(Work to do): In the records that follow, show each line where the word "Train" is present.

(Data extract):
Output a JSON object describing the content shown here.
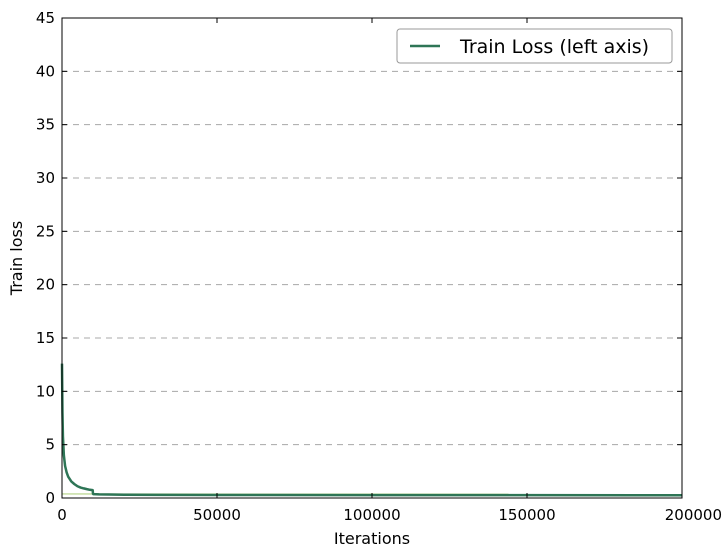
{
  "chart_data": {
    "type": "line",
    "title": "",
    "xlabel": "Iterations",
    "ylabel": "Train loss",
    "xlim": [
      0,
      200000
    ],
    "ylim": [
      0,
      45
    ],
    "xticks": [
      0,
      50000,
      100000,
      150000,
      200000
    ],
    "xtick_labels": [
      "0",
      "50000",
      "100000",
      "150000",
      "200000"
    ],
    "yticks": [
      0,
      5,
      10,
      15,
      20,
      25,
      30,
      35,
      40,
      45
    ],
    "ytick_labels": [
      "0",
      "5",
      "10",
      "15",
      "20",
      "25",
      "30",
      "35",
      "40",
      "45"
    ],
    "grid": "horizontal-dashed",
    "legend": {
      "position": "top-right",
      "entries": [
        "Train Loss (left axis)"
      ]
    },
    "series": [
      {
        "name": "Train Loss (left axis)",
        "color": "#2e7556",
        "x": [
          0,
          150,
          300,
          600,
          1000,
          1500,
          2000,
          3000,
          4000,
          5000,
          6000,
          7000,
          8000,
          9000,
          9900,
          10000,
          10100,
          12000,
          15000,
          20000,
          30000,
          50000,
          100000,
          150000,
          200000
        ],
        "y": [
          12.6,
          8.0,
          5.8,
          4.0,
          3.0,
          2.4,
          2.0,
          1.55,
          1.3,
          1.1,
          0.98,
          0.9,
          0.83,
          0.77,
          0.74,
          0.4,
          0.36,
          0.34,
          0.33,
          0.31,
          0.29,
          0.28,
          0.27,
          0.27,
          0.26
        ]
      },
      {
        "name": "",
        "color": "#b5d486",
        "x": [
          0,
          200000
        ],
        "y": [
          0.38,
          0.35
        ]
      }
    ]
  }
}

(Finished task):
    "ylabel": "Train loss",
        "Train Loss (left axis)"
        "name": "Train Loss (left axis)",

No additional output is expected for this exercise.